What you will do: Identify all lines in the data containing the string "type". Copy them out.
** START Provided records **
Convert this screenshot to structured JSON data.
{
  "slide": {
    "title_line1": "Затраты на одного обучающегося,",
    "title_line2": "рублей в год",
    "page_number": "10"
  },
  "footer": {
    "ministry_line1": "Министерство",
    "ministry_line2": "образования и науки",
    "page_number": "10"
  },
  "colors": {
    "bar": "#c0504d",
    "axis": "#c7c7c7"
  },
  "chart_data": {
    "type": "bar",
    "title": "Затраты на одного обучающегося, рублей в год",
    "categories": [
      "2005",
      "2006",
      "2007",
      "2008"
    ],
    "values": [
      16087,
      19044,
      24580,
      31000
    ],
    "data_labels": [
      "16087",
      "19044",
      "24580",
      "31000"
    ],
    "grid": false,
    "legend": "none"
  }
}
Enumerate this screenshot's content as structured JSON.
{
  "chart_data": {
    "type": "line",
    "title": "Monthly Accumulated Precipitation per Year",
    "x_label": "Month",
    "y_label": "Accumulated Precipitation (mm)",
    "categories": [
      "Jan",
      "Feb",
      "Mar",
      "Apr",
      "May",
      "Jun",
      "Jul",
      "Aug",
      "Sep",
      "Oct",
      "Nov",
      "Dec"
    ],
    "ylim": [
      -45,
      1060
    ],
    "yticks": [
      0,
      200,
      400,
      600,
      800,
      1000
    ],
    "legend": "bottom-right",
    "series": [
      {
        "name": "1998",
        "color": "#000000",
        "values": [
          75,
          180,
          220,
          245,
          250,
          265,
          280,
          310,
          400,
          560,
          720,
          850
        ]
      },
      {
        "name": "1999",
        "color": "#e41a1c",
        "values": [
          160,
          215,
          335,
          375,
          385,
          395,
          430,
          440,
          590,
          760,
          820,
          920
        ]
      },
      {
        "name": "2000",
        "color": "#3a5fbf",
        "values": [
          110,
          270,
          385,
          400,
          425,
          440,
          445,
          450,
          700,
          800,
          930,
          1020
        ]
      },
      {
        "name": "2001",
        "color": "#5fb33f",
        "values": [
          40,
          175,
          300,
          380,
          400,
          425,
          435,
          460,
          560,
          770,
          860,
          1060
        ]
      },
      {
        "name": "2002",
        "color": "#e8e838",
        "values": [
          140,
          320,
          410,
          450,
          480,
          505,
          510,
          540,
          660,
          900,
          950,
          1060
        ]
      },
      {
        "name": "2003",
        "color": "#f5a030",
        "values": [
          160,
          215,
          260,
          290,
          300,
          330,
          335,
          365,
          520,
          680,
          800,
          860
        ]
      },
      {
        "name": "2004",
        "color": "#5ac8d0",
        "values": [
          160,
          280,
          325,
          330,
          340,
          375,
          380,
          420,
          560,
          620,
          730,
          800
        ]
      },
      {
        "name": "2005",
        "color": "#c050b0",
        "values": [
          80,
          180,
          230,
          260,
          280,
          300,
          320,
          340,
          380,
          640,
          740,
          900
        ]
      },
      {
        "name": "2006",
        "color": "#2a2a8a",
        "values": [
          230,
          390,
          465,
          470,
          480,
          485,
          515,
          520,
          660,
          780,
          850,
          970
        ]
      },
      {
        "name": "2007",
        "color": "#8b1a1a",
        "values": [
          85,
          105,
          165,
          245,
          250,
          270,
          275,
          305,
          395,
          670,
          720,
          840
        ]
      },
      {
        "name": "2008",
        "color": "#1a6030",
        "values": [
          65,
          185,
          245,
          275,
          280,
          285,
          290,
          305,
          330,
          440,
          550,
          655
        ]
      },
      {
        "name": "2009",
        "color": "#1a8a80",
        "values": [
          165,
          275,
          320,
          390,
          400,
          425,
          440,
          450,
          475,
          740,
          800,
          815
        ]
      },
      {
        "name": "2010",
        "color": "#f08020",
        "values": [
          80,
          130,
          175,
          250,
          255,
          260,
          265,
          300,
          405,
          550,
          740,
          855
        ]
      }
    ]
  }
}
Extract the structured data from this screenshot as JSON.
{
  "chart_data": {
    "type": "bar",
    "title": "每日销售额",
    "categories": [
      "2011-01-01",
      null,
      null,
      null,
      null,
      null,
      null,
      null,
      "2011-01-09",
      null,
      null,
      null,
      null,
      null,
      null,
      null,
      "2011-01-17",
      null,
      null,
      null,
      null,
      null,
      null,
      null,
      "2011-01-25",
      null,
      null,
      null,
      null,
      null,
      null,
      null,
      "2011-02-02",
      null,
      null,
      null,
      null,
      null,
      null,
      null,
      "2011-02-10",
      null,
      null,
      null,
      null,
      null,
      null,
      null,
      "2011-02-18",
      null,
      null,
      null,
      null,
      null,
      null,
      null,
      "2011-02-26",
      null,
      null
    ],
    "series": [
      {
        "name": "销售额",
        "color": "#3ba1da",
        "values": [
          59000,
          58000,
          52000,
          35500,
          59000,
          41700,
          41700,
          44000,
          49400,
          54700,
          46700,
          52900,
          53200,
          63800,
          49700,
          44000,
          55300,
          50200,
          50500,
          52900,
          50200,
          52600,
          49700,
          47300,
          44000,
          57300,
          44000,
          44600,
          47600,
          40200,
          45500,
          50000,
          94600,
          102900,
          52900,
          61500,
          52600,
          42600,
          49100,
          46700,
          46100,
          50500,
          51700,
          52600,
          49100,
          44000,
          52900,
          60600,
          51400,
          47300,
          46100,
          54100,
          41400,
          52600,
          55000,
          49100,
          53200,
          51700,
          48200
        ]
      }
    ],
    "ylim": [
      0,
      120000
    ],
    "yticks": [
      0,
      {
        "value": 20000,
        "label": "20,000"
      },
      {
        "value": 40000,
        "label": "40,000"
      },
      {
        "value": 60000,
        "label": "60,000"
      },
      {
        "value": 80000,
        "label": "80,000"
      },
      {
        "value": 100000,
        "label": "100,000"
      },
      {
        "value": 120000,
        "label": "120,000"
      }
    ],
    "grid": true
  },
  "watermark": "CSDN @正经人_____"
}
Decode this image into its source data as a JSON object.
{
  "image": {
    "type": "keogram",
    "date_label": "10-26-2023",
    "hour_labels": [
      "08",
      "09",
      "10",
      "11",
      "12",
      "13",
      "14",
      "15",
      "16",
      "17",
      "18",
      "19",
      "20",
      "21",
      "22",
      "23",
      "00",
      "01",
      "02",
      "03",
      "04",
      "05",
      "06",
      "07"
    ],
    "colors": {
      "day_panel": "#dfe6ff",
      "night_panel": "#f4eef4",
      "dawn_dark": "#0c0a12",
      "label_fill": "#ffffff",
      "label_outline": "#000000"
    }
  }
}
** END Provided records **
Reply:
    "type": "bar",
    "type": "line",
    "type": "bar",
    "type": "keogram",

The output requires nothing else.